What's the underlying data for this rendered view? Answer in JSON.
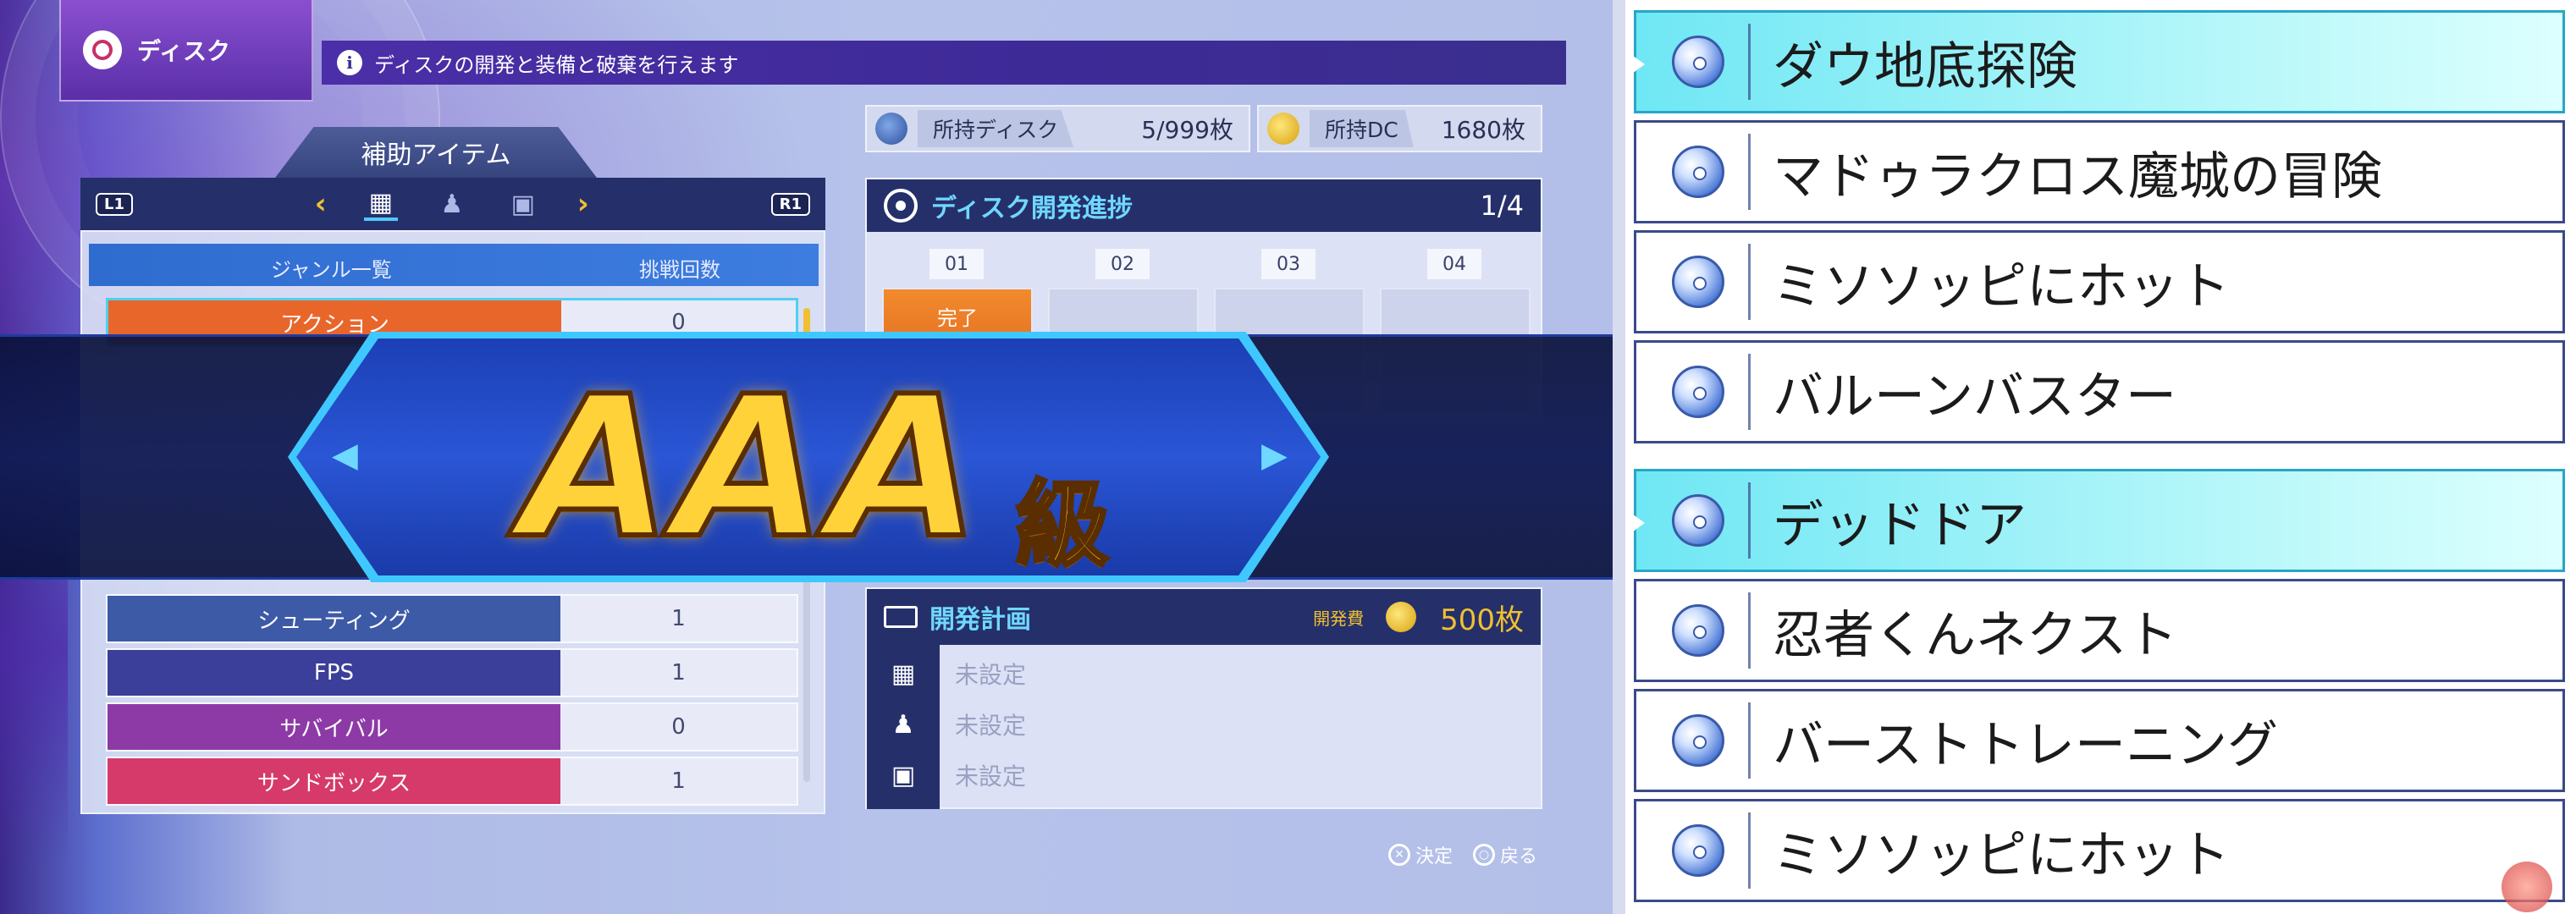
{
  "game": {
    "disc_tab_label": "ディスク",
    "info_text": "ディスクの開発と装備と破棄を行えます",
    "counters": {
      "disc_label": "所持ディスク",
      "disc_value": "5/999枚",
      "dc_label": "所持DC",
      "dc_value": "1680枚"
    },
    "list": {
      "tab_title": "補助アイテム",
      "l_button": "L1",
      "r_button": "R1",
      "col_genre": "ジャンル一覧",
      "col_count": "挑戦回数",
      "rows": [
        {
          "name": "アクション",
          "count": "0",
          "color": "#e8662a"
        },
        {
          "name": "シューティング",
          "count": "1",
          "color": "#3d5aa6"
        },
        {
          "name": "FPS",
          "count": "1",
          "color": "#3b3f9a"
        },
        {
          "name": "サバイバル",
          "count": "0",
          "color": "#8d3aa6"
        },
        {
          "name": "サンドボックス",
          "count": "1",
          "color": "#d63a6a"
        }
      ]
    },
    "progress": {
      "title": "ディスク開発進捗",
      "count": "1/4",
      "slots": [
        "01",
        "02",
        "03",
        "04"
      ],
      "done_label": "完了"
    },
    "plan": {
      "title": "開発計画",
      "cost_label": "開発費",
      "cost_value": "500枚",
      "rows": [
        "未設定",
        "未設定",
        "未設定"
      ]
    },
    "hints": {
      "decide": "決定",
      "back": "戻る"
    },
    "banner": {
      "grade": "AAA",
      "suffix": "級"
    }
  },
  "right_list": {
    "items": [
      {
        "title": "ダウ地底探険",
        "selected": true
      },
      {
        "title": "マドゥラクロス魔城の冒険",
        "selected": false
      },
      {
        "title": "ミソソッピにホット",
        "selected": false
      },
      {
        "title": "バルーンバスター",
        "selected": false
      },
      {
        "title": "デッドドア",
        "selected": true
      },
      {
        "title": "忍者くんネクスト",
        "selected": false
      },
      {
        "title": "バーストトレーニング",
        "selected": false
      },
      {
        "title": "ミソソッピにホット",
        "selected": false
      }
    ]
  }
}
──────────────────────────────
● Written task
The answer must consist solely of the number of lines in the entries that contain the word "name".

● Reply
5